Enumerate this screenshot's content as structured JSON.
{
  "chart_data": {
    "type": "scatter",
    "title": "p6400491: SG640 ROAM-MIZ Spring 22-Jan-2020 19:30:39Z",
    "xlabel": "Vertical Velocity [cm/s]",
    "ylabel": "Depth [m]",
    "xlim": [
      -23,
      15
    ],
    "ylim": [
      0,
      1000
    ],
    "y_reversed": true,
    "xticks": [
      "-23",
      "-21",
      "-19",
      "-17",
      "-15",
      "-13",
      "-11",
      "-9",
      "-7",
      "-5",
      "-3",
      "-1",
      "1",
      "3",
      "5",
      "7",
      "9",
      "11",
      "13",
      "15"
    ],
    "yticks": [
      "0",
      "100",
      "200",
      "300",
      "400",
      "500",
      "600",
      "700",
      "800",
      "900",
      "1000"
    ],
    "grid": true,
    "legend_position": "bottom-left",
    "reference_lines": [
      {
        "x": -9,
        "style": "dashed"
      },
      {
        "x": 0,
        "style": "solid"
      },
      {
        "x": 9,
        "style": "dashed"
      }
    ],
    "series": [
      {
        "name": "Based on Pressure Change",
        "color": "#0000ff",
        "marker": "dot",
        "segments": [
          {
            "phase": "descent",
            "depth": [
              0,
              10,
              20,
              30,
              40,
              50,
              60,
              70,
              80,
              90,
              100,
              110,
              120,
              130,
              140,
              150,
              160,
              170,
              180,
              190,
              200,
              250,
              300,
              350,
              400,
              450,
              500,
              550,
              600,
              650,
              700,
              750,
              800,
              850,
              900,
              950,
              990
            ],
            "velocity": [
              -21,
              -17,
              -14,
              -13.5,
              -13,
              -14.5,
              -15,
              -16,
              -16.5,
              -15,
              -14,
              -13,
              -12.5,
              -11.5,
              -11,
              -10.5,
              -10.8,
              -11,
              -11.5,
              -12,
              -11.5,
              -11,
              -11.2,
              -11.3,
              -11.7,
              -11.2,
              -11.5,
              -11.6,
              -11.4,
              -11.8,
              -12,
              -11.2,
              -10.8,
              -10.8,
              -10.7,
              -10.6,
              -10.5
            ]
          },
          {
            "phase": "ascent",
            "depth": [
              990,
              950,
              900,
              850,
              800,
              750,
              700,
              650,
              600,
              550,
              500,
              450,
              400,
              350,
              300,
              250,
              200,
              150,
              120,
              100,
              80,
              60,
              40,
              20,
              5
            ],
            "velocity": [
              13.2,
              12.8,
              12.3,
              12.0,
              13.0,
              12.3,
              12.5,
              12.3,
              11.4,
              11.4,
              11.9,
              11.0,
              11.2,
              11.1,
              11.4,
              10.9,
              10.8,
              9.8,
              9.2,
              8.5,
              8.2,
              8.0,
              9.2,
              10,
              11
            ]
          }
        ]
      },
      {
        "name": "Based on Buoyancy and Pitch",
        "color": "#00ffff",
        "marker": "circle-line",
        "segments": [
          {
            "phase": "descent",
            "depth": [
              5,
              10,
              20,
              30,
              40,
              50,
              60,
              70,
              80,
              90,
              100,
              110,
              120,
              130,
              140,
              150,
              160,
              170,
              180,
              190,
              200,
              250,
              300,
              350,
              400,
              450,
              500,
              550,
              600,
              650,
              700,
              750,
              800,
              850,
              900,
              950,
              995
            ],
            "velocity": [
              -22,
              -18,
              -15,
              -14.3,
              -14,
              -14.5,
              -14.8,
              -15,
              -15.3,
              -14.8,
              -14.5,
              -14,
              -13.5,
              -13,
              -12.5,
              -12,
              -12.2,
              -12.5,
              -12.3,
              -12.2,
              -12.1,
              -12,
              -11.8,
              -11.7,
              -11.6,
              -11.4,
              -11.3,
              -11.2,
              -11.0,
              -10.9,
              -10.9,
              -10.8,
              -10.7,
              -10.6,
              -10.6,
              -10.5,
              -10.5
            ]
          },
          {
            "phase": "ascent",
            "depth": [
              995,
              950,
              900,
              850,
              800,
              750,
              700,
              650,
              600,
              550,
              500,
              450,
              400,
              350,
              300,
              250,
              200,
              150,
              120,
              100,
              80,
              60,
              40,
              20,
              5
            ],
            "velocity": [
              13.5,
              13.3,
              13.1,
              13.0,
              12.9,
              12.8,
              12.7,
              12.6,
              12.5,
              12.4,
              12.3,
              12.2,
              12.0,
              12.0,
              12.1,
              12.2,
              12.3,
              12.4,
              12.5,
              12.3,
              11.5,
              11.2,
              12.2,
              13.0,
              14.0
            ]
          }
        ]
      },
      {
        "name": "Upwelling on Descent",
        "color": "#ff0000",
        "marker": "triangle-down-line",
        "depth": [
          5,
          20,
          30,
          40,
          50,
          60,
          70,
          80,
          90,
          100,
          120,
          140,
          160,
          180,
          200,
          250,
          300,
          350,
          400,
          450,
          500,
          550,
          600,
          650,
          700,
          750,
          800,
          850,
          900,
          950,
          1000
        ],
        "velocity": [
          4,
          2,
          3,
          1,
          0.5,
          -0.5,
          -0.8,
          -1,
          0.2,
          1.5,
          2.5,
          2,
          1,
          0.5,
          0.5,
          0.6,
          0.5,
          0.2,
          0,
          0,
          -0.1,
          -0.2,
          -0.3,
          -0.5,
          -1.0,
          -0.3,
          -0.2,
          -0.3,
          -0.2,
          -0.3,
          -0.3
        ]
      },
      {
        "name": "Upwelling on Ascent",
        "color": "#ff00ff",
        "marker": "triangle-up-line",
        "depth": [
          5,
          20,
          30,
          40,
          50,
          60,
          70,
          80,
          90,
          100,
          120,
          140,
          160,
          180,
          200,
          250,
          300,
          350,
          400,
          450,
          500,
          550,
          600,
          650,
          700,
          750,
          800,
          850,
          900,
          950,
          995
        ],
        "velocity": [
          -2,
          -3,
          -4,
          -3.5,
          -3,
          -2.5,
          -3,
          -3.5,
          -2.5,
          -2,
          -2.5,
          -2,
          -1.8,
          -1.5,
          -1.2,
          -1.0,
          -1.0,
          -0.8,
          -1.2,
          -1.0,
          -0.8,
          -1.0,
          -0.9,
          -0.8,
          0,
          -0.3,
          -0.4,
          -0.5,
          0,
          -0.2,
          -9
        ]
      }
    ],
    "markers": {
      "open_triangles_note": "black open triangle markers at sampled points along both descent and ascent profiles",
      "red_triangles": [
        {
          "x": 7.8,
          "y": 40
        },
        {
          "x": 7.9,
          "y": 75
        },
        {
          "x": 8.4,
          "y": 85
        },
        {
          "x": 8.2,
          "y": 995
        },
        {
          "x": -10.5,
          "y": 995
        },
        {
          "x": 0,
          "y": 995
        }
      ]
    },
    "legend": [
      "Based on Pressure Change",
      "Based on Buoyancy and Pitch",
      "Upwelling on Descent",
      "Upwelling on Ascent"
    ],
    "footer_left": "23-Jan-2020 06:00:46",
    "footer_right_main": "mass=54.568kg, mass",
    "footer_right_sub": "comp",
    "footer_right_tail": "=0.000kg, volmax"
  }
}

******************************

* Problem description *
Recopy all the lines exactly as they appear.

* Exercise output *
Enumerate this screenshot's content as structured JSON.
{
  "chart_data": {
    "type": "scatter",
    "title": "p6400491: SG640 ROAM-MIZ Spring 22-Jan-2020 19:30:39Z",
    "xlabel": "Vertical Velocity [cm/s]",
    "ylabel": "Depth [m]",
    "xlim": [
      -23,
      15
    ],
    "ylim": [
      0,
      1000
    ],
    "y_reversed": true,
    "xticks": [
      "-23",
      "-21",
      "-19",
      "-17",
      "-15",
      "-13",
      "-11",
      "-9",
      "-7",
      "-5",
      "-3",
      "-1",
      "1",
      "3",
      "5",
      "7",
      "9",
      "11",
      "13",
      "15"
    ],
    "yticks": [
      "0",
      "100",
      "200",
      "300",
      "400",
      "500",
      "600",
      "700",
      "800",
      "900",
      "1000"
    ],
    "grid": true,
    "legend_position": "bottom-left",
    "reference_lines": [
      {
        "x": -9,
        "style": "dashed"
      },
      {
        "x": 0,
        "style": "solid"
      },
      {
        "x": 9,
        "style": "dashed"
      }
    ],
    "series": [
      {
        "name": "Based on Pressure Change",
        "color": "#0000ff",
        "marker": "dot",
        "segments": [
          {
            "phase": "descent",
            "depth": [
              0,
              10,
              20,
              30,
              40,
              50,
              60,
              70,
              80,
              90,
              100,
              110,
              120,
              130,
              140,
              150,
              160,
              170,
              180,
              190,
              200,
              250,
              300,
              350,
              400,
              450,
              500,
              550,
              600,
              650,
              700,
              750,
              800,
              850,
              900,
              950,
              990
            ],
            "velocity": [
              -21,
              -17,
              -14,
              -13.5,
              -13,
              -14.5,
              -15,
              -16,
              -16.5,
              -15,
              -14,
              -13,
              -12.5,
              -11.5,
              -11,
              -10.5,
              -10.8,
              -11,
              -11.5,
              -12,
              -11.5,
              -11,
              -11.2,
              -11.3,
              -11.7,
              -11.2,
              -11.5,
              -11.6,
              -11.4,
              -11.8,
              -12,
              -11.2,
              -10.8,
              -10.8,
              -10.7,
              -10.6,
              -10.5
            ]
          },
          {
            "phase": "ascent",
            "depth": [
              990,
              950,
              900,
              850,
              800,
              750,
              700,
              650,
              600,
              550,
              500,
              450,
              400,
              350,
              300,
              250,
              200,
              150,
              120,
              100,
              80,
              60,
              40,
              20,
              5
            ],
            "velocity": [
              13.2,
              12.8,
              12.3,
              12.0,
              13.0,
              12.3,
              12.5,
              12.3,
              11.4,
              11.4,
              11.9,
              11.0,
              11.2,
              11.1,
              11.4,
              10.9,
              10.8,
              9.8,
              9.2,
              8.5,
              8.2,
              8.0,
              9.2,
              10,
              11
            ]
          }
        ]
      },
      {
        "name": "Based on Buoyancy and Pitch",
        "color": "#00ffff",
        "marker": "circle-line",
        "segments": [
          {
            "phase": "descent",
            "depth": [
              5,
              10,
              20,
              30,
              40,
              50,
              60,
              70,
              80,
              90,
              100,
              110,
              120,
              130,
              140,
              150,
              160,
              170,
              180,
              190,
              200,
              250,
              300,
              350,
              400,
              450,
              500,
              550,
              600,
              650,
              700,
              750,
              800,
              850,
              900,
              950,
              995
            ],
            "velocity": [
              -22,
              -18,
              -15,
              -14.3,
              -14,
              -14.5,
              -14.8,
              -15,
              -15.3,
              -14.8,
              -14.5,
              -14,
              -13.5,
              -13,
              -12.5,
              -12,
              -12.2,
              -12.5,
              -12.3,
              -12.2,
              -12.1,
              -12,
              -11.8,
              -11.7,
              -11.6,
              -11.4,
              -11.3,
              -11.2,
              -11.0,
              -10.9,
              -10.9,
              -10.8,
              -10.7,
              -10.6,
              -10.6,
              -10.5,
              -10.5
            ]
          },
          {
            "phase": "ascent",
            "depth": [
              995,
              950,
              900,
              850,
              800,
              750,
              700,
              650,
              600,
              550,
              500,
              450,
              400,
              350,
              300,
              250,
              200,
              150,
              120,
              100,
              80,
              60,
              40,
              20,
              5
            ],
            "velocity": [
              13.5,
              13.3,
              13.1,
              13.0,
              12.9,
              12.8,
              12.7,
              12.6,
              12.5,
              12.4,
              12.3,
              12.2,
              12.0,
              12.0,
              12.1,
              12.2,
              12.3,
              12.4,
              12.5,
              12.3,
              11.5,
              11.2,
              12.2,
              13.0,
              14.0
            ]
          }
        ]
      },
      {
        "name": "Upwelling on Descent",
        "color": "#ff0000",
        "marker": "triangle-down-line",
        "depth": [
          5,
          20,
          30,
          40,
          50,
          60,
          70,
          80,
          90,
          100,
          120,
          140,
          160,
          180,
          200,
          250,
          300,
          350,
          400,
          450,
          500,
          550,
          600,
          650,
          700,
          750,
          800,
          850,
          900,
          950,
          1000
        ],
        "velocity": [
          4,
          2,
          3,
          1,
          0.5,
          -0.5,
          -0.8,
          -1,
          0.2,
          1.5,
          2.5,
          2,
          1,
          0.5,
          0.5,
          0.6,
          0.5,
          0.2,
          0,
          0,
          -0.1,
          -0.2,
          -0.3,
          -0.5,
          -1.0,
          -0.3,
          -0.2,
          -0.3,
          -0.2,
          -0.3,
          -0.3
        ]
      },
      {
        "name": "Upwelling on Ascent",
        "color": "#ff00ff",
        "marker": "triangle-up-line",
        "depth": [
          5,
          20,
          30,
          40,
          50,
          60,
          70,
          80,
          90,
          100,
          120,
          140,
          160,
          180,
          200,
          250,
          300,
          350,
          400,
          450,
          500,
          550,
          600,
          650,
          700,
          750,
          800,
          850,
          900,
          950,
          995
        ],
        "velocity": [
          -2,
          -3,
          -4,
          -3.5,
          -3,
          -2.5,
          -3,
          -3.5,
          -2.5,
          -2,
          -2.5,
          -2,
          -1.8,
          -1.5,
          -1.2,
          -1.0,
          -1.0,
          -0.8,
          -1.2,
          -1.0,
          -0.8,
          -1.0,
          -0.9,
          -0.8,
          0,
          -0.3,
          -0.4,
          -0.5,
          0,
          -0.2,
          -9
        ]
      }
    ],
    "markers": {
      "open_triangles_note": "black open triangle markers at sampled points along both descent and ascent profiles",
      "red_triangles": [
        {
          "x": 7.8,
          "y": 40
        },
        {
          "x": 7.9,
          "y": 75
        },
        {
          "x": 8.4,
          "y": 85
        },
        {
          "x": 8.2,
          "y": 995
        },
        {
          "x": -10.5,
          "y": 995
        },
        {
          "x": 0,
          "y": 995
        }
      ]
    },
    "legend": [
      "Based on Pressure Change",
      "Based on Buoyancy and Pitch",
      "Upwelling on Descent",
      "Upwelling on Ascent"
    ],
    "footer_left": "23-Jan-2020 06:00:46",
    "footer_right_main": "mass=54.568kg, mass",
    "footer_right_sub": "comp",
    "footer_right_tail": "=0.000kg, volmax"
  }
}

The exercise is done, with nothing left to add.